[GIVEN ENTRIES]
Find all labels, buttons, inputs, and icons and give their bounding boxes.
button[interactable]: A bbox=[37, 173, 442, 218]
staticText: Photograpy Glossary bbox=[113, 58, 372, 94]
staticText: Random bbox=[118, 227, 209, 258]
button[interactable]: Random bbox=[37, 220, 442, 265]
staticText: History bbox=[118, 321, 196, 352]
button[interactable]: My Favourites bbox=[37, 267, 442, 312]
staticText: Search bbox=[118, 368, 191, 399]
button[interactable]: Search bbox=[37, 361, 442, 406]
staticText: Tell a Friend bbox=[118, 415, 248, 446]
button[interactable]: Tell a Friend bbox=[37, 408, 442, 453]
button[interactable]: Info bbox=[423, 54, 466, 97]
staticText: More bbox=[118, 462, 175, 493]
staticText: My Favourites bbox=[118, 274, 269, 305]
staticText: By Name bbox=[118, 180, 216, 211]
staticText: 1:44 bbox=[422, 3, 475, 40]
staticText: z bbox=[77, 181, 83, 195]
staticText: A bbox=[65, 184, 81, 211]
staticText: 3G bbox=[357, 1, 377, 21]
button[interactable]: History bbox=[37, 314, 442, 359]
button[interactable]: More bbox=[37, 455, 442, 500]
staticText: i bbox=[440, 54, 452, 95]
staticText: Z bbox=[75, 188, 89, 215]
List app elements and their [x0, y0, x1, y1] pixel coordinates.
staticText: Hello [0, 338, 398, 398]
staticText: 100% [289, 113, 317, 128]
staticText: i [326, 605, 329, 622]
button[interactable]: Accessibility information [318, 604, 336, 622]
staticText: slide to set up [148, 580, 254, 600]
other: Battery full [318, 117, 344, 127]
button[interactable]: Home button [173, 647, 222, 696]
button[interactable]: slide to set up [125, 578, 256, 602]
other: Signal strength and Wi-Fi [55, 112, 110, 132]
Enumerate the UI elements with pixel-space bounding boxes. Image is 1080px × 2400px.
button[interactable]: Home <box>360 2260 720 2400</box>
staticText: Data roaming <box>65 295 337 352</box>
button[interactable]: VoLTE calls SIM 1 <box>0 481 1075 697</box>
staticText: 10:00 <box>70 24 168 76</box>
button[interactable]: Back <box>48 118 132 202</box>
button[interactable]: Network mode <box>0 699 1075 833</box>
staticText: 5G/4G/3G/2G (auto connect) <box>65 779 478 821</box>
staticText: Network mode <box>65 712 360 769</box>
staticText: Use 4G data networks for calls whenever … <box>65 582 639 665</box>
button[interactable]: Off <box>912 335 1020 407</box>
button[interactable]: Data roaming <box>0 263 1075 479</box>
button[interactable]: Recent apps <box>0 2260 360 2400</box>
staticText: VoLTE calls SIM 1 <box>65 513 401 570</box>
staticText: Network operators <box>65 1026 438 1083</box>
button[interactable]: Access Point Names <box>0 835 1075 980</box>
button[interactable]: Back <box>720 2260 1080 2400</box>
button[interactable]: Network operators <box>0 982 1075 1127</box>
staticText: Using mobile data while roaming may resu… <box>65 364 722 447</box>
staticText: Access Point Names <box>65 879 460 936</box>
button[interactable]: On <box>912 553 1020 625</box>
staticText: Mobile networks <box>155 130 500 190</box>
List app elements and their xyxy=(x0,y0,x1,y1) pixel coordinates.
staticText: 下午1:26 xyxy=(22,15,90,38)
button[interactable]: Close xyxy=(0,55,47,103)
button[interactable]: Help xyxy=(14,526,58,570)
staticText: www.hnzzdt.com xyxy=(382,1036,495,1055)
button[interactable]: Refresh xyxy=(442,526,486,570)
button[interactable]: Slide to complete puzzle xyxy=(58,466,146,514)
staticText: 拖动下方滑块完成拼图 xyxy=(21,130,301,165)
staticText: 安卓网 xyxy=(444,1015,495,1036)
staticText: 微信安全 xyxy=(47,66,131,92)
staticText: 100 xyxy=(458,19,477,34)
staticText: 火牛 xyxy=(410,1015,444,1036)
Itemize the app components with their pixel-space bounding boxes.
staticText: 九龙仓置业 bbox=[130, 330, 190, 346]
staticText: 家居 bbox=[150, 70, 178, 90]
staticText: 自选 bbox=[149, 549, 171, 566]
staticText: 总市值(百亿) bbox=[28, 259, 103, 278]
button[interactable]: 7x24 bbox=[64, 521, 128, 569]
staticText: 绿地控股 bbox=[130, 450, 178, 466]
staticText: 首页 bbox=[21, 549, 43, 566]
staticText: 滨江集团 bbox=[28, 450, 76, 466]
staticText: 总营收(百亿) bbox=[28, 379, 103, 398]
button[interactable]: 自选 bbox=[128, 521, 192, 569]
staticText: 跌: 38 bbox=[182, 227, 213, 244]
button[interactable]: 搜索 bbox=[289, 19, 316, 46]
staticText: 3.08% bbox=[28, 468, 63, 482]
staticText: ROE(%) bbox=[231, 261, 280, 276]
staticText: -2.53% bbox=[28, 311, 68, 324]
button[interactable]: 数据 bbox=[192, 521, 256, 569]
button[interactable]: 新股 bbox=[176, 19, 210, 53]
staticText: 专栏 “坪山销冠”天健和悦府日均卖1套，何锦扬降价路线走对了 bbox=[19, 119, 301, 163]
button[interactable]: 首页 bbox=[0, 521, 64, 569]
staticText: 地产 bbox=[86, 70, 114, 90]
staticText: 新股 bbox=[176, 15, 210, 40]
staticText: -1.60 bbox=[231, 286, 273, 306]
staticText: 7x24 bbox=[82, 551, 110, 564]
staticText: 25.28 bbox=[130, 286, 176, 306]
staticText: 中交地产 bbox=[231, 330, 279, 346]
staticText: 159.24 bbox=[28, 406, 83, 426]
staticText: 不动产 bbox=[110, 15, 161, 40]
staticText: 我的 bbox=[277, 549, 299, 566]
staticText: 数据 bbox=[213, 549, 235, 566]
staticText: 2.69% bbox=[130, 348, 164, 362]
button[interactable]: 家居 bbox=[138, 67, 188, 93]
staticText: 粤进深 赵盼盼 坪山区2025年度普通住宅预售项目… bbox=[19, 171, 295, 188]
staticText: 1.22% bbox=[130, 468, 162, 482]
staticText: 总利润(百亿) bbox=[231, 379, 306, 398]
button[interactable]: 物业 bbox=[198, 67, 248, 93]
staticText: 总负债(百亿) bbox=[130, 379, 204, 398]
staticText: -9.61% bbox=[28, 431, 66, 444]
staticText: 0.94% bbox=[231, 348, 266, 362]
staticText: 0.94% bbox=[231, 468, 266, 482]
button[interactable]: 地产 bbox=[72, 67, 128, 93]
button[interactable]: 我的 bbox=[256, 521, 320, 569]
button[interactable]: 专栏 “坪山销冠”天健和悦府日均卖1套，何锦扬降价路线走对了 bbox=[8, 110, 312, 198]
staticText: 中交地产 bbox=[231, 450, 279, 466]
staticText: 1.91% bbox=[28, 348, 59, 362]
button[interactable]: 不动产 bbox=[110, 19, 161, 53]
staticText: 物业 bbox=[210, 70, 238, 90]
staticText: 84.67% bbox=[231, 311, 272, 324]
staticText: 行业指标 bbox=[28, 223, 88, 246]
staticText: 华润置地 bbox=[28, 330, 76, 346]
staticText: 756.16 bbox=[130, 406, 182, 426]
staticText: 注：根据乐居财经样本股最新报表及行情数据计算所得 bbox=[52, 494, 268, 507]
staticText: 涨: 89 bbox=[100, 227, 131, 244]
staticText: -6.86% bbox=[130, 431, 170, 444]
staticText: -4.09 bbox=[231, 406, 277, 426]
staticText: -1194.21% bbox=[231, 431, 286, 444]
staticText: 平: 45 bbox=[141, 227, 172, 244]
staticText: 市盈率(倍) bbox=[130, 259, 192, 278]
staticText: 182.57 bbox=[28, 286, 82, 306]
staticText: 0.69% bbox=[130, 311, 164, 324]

[TASK DIRECTIONS] Output the stretch of the listing above from its first line through the line containing "button[interactable]: My Favourites" as a numbered list, with any blank lines left out.

[PROBLEM SOLUTION]
1. Find all labels, buttons, inputs, and icons and give their bounding boxes.
2. button[interactable]: A bbox=[37, 173, 442, 218]
3. staticText: Photograpy Glossary bbox=[113, 58, 372, 94]
4. staticText: Random bbox=[118, 227, 209, 258]
5. button[interactable]: Random bbox=[37, 220, 442, 265]
6. staticText: History bbox=[118, 321, 196, 352]
7. button[interactable]: My Favourites bbox=[37, 267, 442, 312]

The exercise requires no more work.